╭─ RAW RECORDS
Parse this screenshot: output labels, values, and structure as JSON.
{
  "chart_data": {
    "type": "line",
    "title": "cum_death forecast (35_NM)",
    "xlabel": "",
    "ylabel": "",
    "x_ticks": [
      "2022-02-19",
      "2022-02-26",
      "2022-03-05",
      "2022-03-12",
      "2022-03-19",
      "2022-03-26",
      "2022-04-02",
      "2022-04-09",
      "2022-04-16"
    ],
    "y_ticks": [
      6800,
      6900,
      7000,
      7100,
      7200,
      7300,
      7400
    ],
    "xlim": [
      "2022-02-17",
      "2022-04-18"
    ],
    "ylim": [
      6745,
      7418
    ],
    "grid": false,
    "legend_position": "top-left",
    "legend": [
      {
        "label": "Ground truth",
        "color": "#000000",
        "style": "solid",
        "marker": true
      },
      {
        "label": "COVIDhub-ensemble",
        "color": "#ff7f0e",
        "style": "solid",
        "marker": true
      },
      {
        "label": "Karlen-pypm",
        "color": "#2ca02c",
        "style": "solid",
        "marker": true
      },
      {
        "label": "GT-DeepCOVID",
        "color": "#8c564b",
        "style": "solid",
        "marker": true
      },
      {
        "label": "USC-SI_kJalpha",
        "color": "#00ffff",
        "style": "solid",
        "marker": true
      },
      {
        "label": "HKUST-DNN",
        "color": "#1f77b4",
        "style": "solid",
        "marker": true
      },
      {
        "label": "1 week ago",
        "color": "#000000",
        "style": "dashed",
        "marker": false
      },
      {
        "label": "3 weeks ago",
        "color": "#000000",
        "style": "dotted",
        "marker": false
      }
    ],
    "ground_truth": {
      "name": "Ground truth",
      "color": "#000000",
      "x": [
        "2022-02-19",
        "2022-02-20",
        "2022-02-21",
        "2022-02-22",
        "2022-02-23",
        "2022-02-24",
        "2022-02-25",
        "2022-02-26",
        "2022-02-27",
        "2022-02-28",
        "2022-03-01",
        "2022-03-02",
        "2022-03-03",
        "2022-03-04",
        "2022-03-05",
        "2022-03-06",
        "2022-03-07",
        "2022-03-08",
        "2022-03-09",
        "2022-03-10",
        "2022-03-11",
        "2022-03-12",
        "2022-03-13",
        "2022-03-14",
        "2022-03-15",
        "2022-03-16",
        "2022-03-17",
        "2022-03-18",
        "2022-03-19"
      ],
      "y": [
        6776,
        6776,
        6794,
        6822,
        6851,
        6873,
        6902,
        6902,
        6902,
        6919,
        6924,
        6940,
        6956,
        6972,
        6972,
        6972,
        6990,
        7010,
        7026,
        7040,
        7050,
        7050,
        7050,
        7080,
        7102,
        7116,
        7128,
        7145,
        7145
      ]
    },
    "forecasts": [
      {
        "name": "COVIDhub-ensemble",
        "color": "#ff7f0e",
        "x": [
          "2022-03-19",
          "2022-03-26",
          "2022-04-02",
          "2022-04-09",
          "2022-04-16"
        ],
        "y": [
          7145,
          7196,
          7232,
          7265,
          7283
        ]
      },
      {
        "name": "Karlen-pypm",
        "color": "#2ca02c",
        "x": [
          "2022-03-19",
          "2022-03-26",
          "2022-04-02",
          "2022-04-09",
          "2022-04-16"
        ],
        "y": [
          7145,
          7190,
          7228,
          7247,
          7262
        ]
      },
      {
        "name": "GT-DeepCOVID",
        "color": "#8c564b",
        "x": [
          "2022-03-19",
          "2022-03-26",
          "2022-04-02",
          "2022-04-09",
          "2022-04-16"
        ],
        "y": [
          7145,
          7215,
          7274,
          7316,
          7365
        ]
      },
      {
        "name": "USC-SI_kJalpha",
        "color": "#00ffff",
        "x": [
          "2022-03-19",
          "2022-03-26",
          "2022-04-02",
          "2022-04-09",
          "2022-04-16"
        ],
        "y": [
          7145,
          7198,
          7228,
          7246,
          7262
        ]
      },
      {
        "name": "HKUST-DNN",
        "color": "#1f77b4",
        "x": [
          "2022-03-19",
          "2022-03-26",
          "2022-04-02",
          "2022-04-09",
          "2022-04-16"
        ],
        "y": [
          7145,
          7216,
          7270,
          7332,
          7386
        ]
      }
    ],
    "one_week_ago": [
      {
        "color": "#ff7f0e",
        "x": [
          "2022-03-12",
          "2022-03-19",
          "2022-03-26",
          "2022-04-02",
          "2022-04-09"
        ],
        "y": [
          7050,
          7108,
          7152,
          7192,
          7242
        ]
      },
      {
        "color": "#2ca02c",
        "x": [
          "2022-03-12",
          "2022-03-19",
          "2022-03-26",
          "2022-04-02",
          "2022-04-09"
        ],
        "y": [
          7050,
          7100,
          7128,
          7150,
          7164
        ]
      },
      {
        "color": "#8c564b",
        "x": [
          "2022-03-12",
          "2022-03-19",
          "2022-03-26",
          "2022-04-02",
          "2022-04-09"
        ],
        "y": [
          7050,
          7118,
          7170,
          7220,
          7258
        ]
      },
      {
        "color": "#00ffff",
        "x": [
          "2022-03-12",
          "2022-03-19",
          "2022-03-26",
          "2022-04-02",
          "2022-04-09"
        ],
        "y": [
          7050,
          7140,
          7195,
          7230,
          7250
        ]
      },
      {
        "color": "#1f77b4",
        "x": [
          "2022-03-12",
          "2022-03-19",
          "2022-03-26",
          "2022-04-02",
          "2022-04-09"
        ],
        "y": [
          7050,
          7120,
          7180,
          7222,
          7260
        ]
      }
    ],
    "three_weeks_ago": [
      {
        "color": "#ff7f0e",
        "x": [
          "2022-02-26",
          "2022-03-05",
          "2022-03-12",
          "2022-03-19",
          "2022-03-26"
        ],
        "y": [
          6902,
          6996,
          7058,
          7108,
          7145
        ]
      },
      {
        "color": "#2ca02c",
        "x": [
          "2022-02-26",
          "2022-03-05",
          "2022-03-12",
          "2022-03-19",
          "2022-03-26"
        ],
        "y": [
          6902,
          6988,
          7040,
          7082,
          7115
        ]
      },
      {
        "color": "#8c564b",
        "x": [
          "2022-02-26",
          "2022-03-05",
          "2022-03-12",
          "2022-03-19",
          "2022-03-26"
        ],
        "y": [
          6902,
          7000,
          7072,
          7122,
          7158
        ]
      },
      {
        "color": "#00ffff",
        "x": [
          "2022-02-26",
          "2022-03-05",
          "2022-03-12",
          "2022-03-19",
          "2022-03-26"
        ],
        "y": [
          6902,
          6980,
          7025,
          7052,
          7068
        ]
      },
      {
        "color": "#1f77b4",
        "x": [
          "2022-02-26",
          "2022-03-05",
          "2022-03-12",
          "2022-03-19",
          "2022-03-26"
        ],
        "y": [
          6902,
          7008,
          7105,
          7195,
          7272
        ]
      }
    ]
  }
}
╰─
Gather up, from the records above, each line where the word "name" appears.

ANSWER TO THE TASK.
      "name": "Ground truth",
        "name": "COVIDhub-ensemble",
        "name": "Karlen-pypm",
        "name": "GT-DeepCOVID",
        "name": "USC-SI_kJalpha",
        "name": "HKUST-DNN",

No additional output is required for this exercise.